* Task objective:
Would you return the complete listing below word for word?

* Dataset extract:
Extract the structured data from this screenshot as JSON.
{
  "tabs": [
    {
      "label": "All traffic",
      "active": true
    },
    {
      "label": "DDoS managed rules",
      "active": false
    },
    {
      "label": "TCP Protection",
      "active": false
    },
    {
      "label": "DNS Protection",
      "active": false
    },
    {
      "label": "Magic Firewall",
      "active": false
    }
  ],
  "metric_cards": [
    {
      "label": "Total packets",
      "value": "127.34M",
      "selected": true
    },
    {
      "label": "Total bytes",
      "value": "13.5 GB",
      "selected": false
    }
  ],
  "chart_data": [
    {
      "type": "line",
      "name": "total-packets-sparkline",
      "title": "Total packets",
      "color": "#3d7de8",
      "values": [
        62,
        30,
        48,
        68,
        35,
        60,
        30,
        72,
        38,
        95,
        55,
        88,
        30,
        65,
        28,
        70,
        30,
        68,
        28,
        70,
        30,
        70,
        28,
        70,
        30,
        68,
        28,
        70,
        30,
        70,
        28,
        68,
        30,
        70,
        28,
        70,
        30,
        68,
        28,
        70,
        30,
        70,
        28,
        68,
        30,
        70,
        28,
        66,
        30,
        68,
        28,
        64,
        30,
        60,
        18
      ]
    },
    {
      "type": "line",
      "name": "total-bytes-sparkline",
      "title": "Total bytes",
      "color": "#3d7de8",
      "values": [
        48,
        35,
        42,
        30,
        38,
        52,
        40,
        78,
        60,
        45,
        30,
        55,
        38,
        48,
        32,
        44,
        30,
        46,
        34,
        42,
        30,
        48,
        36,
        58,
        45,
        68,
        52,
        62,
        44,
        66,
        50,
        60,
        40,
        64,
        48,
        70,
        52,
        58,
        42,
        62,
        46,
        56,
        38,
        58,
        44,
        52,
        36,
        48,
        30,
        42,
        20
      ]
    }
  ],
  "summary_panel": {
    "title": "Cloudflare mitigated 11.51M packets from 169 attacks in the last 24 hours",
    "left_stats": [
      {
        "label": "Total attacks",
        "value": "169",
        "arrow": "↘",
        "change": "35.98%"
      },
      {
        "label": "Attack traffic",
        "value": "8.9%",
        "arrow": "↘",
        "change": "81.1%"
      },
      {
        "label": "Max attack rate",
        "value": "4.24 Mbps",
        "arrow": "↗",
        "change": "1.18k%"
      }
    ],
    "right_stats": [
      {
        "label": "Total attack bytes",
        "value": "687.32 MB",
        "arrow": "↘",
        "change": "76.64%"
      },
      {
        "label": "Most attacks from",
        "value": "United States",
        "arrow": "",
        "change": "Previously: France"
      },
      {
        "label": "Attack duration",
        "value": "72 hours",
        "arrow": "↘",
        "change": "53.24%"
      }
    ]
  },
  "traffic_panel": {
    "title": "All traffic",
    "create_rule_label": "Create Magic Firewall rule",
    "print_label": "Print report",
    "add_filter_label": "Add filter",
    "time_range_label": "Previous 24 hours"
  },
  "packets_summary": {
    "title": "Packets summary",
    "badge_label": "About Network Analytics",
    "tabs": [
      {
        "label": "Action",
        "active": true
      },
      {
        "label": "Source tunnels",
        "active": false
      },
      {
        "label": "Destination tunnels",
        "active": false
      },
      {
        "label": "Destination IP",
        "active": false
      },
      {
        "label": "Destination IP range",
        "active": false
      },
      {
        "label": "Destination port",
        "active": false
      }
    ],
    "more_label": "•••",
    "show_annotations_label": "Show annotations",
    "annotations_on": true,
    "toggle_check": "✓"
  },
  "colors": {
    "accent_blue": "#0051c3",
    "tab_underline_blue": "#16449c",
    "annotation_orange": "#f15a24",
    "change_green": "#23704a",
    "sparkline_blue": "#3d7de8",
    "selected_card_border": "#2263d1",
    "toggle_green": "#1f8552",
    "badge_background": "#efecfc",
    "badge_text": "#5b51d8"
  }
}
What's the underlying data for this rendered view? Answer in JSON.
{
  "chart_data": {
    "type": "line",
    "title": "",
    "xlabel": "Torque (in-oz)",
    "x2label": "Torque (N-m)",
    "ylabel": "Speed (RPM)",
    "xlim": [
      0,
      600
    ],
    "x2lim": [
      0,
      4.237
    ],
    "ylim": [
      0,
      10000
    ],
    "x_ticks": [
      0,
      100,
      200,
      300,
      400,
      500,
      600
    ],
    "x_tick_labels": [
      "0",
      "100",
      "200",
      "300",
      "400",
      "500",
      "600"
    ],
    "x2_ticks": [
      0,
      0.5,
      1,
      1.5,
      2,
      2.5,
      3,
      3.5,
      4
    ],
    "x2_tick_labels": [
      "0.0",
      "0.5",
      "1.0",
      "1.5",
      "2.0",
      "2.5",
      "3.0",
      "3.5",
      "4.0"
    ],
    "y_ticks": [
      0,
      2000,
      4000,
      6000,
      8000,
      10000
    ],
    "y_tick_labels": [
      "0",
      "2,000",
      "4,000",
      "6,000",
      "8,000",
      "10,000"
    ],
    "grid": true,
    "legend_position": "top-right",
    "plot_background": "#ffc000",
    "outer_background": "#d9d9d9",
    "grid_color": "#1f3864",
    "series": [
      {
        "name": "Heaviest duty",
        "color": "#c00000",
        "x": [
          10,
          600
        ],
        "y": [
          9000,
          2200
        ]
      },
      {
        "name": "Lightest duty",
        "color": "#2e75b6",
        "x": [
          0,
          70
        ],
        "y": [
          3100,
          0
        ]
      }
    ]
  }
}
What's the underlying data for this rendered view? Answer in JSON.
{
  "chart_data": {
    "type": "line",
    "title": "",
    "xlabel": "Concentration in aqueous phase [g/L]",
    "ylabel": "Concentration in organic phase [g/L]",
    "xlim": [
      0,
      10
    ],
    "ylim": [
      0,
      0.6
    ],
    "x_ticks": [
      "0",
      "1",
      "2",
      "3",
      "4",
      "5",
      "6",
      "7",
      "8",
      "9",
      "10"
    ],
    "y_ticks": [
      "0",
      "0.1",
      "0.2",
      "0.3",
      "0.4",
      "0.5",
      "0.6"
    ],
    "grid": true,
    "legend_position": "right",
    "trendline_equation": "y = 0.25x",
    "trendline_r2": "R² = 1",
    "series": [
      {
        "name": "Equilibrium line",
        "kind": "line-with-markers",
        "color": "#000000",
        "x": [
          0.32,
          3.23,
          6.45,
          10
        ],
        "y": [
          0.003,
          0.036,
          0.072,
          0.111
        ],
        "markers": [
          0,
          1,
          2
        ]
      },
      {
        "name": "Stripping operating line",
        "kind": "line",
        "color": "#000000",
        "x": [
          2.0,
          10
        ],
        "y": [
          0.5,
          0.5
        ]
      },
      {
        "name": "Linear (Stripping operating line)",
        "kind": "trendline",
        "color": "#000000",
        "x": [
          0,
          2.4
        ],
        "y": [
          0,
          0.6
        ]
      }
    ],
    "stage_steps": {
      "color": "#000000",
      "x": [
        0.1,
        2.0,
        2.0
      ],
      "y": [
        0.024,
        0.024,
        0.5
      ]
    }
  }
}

* Answer to this exercise:
Extract the structured data from this screenshot as JSON.
{
  "tabs": [
    {
      "label": "All traffic",
      "active": true
    },
    {
      "label": "DDoS managed rules",
      "active": false
    },
    {
      "label": "TCP Protection",
      "active": false
    },
    {
      "label": "DNS Protection",
      "active": false
    },
    {
      "label": "Magic Firewall",
      "active": false
    }
  ],
  "metric_cards": [
    {
      "label": "Total packets",
      "value": "127.34M",
      "selected": true
    },
    {
      "label": "Total bytes",
      "value": "13.5 GB",
      "selected": false
    }
  ],
  "chart_data": [
    {
      "type": "line",
      "name": "total-packets-sparkline",
      "title": "Total packets",
      "color": "#3d7de8",
      "values": [
        62,
        30,
        48,
        68,
        35,
        60,
        30,
        72,
        38,
        95,
        55,
        88,
        30,
        65,
        28,
        70,
        30,
        68,
        28,
        70,
        30,
        70,
        28,
        70,
        30,
        68,
        28,
        70,
        30,
        70,
        28,
        68,
        30,
        70,
        28,
        70,
        30,
        68,
        28,
        70,
        30,
        70,
        28,
        68,
        30,
        70,
        28,
        66,
        30,
        68,
        28,
        64,
        30,
        60,
        18
      ]
    },
    {
      "type": "line",
      "name": "total-bytes-sparkline",
      "title": "Total bytes",
      "color": "#3d7de8",
      "values": [
        48,
        35,
        42,
        30,
        38,
        52,
        40,
        78,
        60,
        45,
        30,
        55,
        38,
        48,
        32,
        44,
        30,
        46,
        34,
        42,
        30,
        48,
        36,
        58,
        45,
        68,
        52,
        62,
        44,
        66,
        50,
        60,
        40,
        64,
        48,
        70,
        52,
        58,
        42,
        62,
        46,
        56,
        38,
        58,
        44,
        52,
        36,
        48,
        30,
        42,
        20
      ]
    }
  ],
  "summary_panel": {
    "title": "Cloudflare mitigated 11.51M packets from 169 attacks in the last 24 hours",
    "left_stats": [
      {
        "label": "Total attacks",
        "value": "169",
        "arrow": "↘",
        "change": "35.98%"
      },
      {
        "label": "Attack traffic",
        "value": "8.9%",
        "arrow": "↘",
        "change": "81.1%"
      },
      {
        "label": "Max attack rate",
        "value": "4.24 Mbps",
        "arrow": "↗",
        "change": "1.18k%"
      }
    ],
    "right_stats": [
      {
        "label": "Total attack bytes",
        "value": "687.32 MB",
        "arrow": "↘",
        "change": "76.64%"
      },
      {
        "label": "Most attacks from",
        "value": "United States",
        "arrow": "",
        "change": "Previously: France"
      },
      {
        "label": "Attack duration",
        "value": "72 hours",
        "arrow": "↘",
        "change": "53.24%"
      }
    ]
  },
  "traffic_panel": {
    "title": "All traffic",
    "create_rule_label": "Create Magic Firewall rule",
    "print_label": "Print report",
    "add_filter_label": "Add filter",
    "time_range_label": "Previous 24 hours"
  },
  "packets_summary": {
    "title": "Packets summary",
    "badge_label": "About Network Analytics",
    "tabs": [
      {
        "label": "Action",
        "active": true
      },
      {
        "label": "Source tunnels",
        "active": false
      },
      {
        "label": "Destination tunnels",
        "active": false
      },
      {
        "label": "Destination IP",
        "active": false
      },
      {
        "label": "Destination IP range",
        "active": false
      },
      {
        "label": "Destination port",
        "active": false
      }
    ],
    "more_label": "•••",
    "show_annotations_label": "Show annotations",
    "annotations_on": true,
    "toggle_check": "✓"
  },
  "colors": {
    "accent_blue": "#0051c3",
    "tab_underline_blue": "#16449c",
    "annotation_orange": "#f15a24",
    "change_green": "#23704a",
    "sparkline_blue": "#3d7de8",
    "selected_card_border": "#2263d1",
    "toggle_green": "#1f8552",
    "badge_background": "#efecfc",
    "badge_text": "#5b51d8"
  }
}
What's the underlying data for this rendered view? Answer in JSON.
{
  "chart_data": {
    "type": "line",
    "title": "",
    "xlabel": "Torque (in-oz)",
    "x2label": "Torque (N-m)",
    "ylabel": "Speed (RPM)",
    "xlim": [
      0,
      600
    ],
    "x2lim": [
      0,
      4.237
    ],
    "ylim": [
      0,
      10000
    ],
    "x_ticks": [
      0,
      100,
      200,
      300,
      400,
      500,
      600
    ],
    "x_tick_labels": [
      "0",
      "100",
      "200",
      "300",
      "400",
      "500",
      "600"
    ],
    "x2_ticks": [
      0,
      0.5,
      1,
      1.5,
      2,
      2.5,
      3,
      3.5,
      4
    ],
    "x2_tick_labels": [
      "0.0",
      "0.5",
      "1.0",
      "1.5",
      "2.0",
      "2.5",
      "3.0",
      "3.5",
      "4.0"
    ],
    "y_ticks": [
      0,
      2000,
      4000,
      6000,
      8000,
      10000
    ],
    "y_tick_labels": [
      "0",
      "2,000",
      "4,000",
      "6,000",
      "8,000",
      "10,000"
    ],
    "grid": true,
    "legend_position": "top-right",
    "plot_background": "#ffc000",
    "outer_background": "#d9d9d9",
    "grid_color": "#1f3864",
    "series": [
      {
        "name": "Heaviest duty",
        "color": "#c00000",
        "x": [
          10,
          600
        ],
        "y": [
          9000,
          2200
        ]
      },
      {
        "name": "Lightest duty",
        "color": "#2e75b6",
        "x": [
          0,
          70
        ],
        "y": [
          3100,
          0
        ]
      }
    ]
  }
}
What's the underlying data for this rendered view? Answer in JSON.
{
  "chart_data": {
    "type": "line",
    "title": "",
    "xlabel": "Concentration in aqueous phase [g/L]",
    "ylabel": "Concentration in organic phase [g/L]",
    "xlim": [
      0,
      10
    ],
    "ylim": [
      0,
      0.6
    ],
    "x_ticks": [
      "0",
      "1",
      "2",
      "3",
      "4",
      "5",
      "6",
      "7",
      "8",
      "9",
      "10"
    ],
    "y_ticks": [
      "0",
      "0.1",
      "0.2",
      "0.3",
      "0.4",
      "0.5",
      "0.6"
    ],
    "grid": true,
    "legend_position": "right",
    "trendline_equation": "y = 0.25x",
    "trendline_r2": "R² = 1",
    "series": [
      {
        "name": "Equilibrium line",
        "kind": "line-with-markers",
        "color": "#000000",
        "x": [
          0.32,
          3.23,
          6.45,
          10
        ],
        "y": [
          0.003,
          0.036,
          0.072,
          0.111
        ],
        "markers": [
          0,
          1,
          2
        ]
      },
      {
        "name": "Stripping operating line",
        "kind": "line",
        "color": "#000000",
        "x": [
          2.0,
          10
        ],
        "y": [
          0.5,
          0.5
        ]
      },
      {
        "name": "Linear (Stripping operating line)",
        "kind": "trendline",
        "color": "#000000",
        "x": [
          0,
          2.4
        ],
        "y": [
          0,
          0.6
        ]
      }
    ],
    "stage_steps": {
      "color": "#000000",
      "x": [
        0.1,
        2.0,
        2.0
      ],
      "y": [
        0.024,
        0.024,
        0.5
      ]
    }
  }
}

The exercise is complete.